#### Task to complete:
In the data that follows, count the lines in which the word "Llegaste" occurs, and report that figure alone.

#### Input material:
^^^^^^^^^^^^^^^^

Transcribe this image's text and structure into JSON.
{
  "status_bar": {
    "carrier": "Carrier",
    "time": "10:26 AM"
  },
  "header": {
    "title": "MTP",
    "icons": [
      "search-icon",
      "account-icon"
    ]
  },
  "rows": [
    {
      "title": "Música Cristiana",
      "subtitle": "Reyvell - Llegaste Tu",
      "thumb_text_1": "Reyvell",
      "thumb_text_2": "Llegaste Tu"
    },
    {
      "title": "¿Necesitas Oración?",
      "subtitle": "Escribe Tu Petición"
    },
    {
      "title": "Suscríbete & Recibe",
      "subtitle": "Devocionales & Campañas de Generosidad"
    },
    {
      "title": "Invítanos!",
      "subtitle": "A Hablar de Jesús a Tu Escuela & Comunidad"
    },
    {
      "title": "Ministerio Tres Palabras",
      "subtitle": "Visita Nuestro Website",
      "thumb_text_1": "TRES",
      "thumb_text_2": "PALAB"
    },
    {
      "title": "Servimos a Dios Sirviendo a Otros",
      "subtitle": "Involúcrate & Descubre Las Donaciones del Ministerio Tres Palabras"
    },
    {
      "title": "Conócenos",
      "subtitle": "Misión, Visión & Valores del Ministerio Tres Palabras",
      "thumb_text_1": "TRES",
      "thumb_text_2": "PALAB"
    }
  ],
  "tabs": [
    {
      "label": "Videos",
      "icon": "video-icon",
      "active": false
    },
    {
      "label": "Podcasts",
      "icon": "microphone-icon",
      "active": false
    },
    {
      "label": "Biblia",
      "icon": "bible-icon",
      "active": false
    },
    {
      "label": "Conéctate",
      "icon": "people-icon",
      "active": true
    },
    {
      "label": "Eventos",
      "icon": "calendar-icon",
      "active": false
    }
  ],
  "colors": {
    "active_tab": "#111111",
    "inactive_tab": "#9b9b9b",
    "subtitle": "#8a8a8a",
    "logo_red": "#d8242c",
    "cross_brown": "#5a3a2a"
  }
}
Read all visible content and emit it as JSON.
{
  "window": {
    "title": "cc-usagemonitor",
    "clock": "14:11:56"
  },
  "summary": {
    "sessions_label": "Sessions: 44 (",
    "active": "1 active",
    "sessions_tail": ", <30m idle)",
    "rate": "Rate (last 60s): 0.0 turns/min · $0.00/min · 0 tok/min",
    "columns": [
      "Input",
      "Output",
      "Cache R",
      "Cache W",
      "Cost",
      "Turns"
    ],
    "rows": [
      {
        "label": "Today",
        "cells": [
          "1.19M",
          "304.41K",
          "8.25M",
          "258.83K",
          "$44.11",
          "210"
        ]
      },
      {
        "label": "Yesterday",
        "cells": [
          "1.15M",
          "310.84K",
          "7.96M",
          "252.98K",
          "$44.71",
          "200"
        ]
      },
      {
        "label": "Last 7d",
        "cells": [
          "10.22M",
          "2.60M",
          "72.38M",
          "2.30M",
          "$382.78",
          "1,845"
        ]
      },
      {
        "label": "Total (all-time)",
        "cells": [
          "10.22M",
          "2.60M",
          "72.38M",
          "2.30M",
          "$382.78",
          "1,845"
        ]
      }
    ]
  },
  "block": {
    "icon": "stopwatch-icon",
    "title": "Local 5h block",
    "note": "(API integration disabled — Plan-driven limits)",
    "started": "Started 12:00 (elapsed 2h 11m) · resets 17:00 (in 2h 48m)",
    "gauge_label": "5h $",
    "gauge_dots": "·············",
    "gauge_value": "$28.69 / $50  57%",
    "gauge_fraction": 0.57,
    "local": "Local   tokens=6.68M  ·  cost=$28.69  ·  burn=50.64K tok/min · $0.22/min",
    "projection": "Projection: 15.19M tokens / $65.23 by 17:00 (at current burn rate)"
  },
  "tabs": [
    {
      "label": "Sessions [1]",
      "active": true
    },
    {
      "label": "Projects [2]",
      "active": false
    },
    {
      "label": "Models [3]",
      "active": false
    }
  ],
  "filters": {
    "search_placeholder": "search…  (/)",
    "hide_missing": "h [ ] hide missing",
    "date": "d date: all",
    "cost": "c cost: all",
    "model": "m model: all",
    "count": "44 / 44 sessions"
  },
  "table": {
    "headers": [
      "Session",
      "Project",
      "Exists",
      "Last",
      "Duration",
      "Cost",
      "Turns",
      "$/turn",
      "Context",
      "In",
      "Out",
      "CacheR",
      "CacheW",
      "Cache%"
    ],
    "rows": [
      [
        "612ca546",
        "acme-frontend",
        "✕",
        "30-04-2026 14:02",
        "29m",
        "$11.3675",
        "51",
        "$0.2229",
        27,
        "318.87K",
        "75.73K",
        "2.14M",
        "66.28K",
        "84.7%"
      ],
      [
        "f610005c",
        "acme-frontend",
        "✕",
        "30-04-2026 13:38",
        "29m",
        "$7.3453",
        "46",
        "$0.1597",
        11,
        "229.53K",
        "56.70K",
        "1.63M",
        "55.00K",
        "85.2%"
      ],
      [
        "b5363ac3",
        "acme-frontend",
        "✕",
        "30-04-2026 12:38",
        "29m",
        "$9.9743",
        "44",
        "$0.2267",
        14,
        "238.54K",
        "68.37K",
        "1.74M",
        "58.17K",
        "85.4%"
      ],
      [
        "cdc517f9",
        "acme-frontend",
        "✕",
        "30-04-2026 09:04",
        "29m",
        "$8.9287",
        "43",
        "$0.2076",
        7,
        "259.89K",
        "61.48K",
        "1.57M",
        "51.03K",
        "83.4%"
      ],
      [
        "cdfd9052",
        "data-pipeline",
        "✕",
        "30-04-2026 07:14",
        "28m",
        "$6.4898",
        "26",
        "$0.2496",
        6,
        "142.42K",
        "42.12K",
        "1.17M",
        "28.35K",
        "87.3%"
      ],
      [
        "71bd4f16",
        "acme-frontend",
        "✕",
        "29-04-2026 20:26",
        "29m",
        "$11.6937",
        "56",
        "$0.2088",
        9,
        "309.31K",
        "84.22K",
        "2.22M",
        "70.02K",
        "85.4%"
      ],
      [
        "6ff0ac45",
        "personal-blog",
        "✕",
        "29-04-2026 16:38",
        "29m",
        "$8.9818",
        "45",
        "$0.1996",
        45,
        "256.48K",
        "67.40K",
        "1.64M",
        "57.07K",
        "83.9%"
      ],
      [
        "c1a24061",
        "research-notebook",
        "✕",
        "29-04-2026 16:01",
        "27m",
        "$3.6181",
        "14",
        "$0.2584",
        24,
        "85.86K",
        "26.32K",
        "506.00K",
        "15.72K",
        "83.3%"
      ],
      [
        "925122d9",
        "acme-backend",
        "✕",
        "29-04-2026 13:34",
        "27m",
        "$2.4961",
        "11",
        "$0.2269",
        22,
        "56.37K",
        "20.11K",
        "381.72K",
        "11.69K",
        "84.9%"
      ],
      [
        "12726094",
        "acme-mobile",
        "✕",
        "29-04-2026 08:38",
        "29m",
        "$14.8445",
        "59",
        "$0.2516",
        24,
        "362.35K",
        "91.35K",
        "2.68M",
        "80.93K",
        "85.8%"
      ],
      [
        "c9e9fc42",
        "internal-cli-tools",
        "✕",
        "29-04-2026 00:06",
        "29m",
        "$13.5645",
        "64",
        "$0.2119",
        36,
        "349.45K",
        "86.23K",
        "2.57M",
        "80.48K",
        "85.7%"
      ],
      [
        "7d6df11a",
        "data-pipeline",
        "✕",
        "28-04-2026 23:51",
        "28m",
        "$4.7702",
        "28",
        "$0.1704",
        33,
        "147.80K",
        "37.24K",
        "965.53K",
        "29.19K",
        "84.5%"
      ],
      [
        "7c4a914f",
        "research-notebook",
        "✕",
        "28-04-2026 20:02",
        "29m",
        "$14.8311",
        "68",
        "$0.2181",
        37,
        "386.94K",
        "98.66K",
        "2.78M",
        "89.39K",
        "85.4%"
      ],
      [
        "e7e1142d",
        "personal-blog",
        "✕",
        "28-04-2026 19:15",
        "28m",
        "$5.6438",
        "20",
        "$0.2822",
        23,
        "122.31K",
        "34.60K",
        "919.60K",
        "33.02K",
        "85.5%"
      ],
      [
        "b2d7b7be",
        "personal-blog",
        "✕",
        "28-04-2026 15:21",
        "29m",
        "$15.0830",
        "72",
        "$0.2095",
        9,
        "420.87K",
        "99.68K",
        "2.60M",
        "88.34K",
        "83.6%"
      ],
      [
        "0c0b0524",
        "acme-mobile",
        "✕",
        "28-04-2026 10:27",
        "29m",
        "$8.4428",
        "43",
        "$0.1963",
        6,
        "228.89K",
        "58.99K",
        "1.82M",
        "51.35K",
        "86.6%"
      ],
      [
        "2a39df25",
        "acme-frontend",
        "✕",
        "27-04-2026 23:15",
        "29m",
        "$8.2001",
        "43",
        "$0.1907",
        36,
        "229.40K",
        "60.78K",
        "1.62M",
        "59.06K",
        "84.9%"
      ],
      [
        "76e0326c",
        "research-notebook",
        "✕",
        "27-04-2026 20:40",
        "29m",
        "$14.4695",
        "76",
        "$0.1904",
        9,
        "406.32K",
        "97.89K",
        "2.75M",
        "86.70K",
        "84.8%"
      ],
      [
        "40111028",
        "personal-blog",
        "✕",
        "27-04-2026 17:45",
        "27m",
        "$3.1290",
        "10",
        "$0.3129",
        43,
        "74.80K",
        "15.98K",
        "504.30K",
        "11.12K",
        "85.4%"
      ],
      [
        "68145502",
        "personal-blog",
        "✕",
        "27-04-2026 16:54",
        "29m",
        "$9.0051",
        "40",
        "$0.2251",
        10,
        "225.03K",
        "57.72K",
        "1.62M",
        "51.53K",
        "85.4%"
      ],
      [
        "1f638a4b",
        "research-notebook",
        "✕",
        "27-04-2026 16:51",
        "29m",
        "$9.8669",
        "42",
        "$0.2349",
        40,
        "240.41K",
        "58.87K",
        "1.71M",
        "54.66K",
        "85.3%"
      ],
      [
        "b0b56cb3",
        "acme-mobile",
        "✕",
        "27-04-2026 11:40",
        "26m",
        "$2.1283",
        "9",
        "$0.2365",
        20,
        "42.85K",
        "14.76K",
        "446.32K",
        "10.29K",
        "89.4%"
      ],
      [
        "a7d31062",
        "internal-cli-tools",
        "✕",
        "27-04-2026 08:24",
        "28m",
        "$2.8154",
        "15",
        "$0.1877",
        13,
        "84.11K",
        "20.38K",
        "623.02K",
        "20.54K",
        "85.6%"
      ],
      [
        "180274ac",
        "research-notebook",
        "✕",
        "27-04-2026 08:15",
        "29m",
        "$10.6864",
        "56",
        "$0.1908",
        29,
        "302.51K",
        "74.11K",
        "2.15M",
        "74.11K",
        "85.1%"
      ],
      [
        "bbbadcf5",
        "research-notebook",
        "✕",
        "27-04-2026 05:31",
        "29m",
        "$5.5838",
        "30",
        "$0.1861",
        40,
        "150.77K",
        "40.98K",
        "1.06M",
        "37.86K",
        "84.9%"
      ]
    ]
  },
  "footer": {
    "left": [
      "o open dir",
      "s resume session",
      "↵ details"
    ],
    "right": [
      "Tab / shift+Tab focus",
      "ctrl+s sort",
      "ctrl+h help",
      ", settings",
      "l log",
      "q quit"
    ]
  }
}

^^^^^^^^^^^^^^^^

#### Right answer:
2